(Stored items from a collection)
▽

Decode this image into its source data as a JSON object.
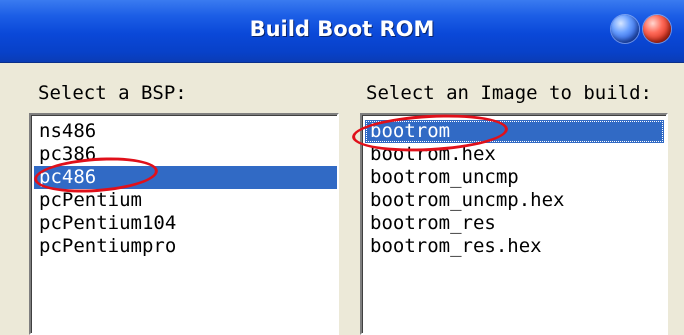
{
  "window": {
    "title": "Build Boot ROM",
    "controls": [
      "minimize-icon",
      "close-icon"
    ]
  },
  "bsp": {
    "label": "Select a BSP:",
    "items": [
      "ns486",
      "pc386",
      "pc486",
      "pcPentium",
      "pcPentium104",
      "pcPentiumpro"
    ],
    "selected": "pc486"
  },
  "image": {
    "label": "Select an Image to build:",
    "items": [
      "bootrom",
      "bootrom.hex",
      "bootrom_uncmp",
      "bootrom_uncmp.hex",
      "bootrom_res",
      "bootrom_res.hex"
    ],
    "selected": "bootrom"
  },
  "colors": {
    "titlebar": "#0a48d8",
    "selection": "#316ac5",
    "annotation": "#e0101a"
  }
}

△
▽

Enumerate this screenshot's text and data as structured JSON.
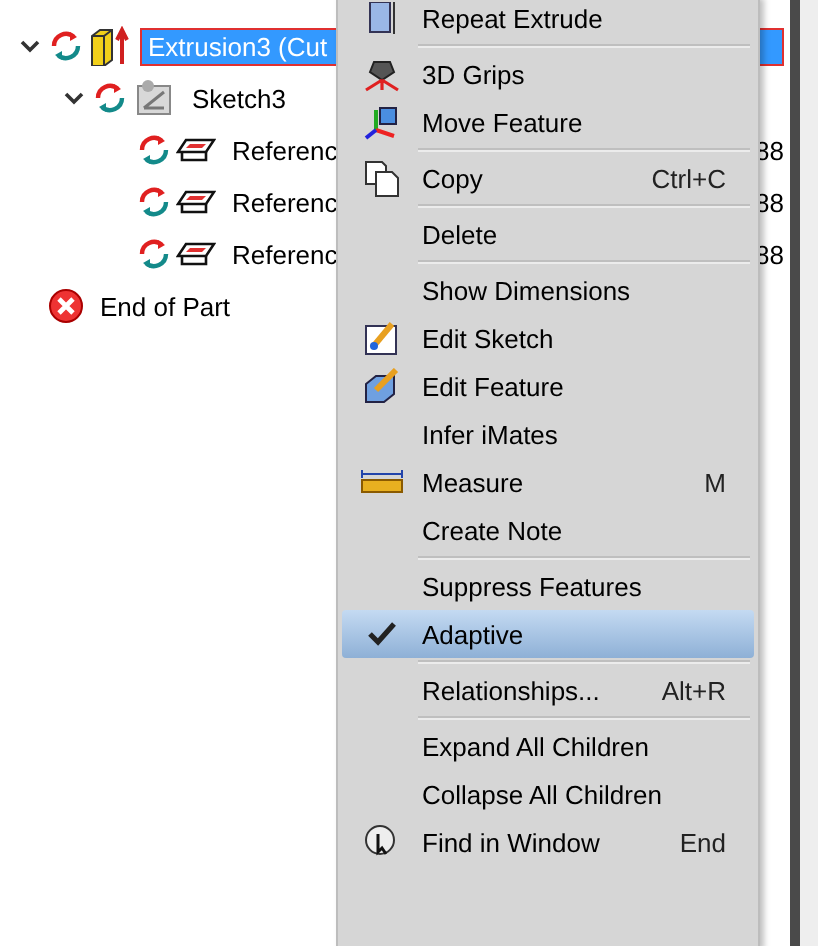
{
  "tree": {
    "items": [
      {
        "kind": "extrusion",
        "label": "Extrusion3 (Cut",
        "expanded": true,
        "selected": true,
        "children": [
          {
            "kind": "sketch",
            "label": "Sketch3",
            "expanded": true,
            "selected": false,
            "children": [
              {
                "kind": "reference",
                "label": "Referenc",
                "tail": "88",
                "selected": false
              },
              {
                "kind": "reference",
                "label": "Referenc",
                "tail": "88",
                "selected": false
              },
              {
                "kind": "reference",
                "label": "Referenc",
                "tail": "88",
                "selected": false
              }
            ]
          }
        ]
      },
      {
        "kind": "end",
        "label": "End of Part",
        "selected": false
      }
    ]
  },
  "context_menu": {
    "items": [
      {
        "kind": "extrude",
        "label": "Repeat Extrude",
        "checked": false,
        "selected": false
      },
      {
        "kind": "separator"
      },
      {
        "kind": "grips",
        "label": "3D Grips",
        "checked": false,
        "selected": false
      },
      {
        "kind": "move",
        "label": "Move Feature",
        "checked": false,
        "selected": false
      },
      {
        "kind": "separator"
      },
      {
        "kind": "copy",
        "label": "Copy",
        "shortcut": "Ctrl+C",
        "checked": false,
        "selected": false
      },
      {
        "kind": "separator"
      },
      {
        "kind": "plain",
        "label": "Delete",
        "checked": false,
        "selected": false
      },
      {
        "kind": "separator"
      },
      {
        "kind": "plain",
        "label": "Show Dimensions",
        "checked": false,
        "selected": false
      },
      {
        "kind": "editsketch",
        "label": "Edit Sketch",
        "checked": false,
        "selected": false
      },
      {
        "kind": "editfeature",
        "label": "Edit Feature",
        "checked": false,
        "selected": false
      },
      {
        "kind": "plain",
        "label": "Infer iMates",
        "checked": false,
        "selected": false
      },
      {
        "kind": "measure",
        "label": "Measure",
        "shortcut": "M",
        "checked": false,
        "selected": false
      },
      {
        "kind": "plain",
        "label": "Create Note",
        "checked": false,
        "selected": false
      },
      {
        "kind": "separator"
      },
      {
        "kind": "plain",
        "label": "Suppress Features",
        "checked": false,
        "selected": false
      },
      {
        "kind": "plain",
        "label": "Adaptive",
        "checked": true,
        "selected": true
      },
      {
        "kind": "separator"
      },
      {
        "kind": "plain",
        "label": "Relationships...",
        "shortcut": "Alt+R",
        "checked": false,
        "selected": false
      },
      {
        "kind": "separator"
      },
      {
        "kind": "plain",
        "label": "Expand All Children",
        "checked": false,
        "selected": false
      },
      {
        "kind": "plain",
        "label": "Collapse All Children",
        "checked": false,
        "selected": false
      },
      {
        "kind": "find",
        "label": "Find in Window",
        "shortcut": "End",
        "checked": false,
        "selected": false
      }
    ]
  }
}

△

Your objective ▸
Look over the listing above. Pick out and copy every line that includes "JSON".

Response below ▸
Decode this image into its source data as a JSON object.
Enumerate this screenshot's text and data as structured JSON.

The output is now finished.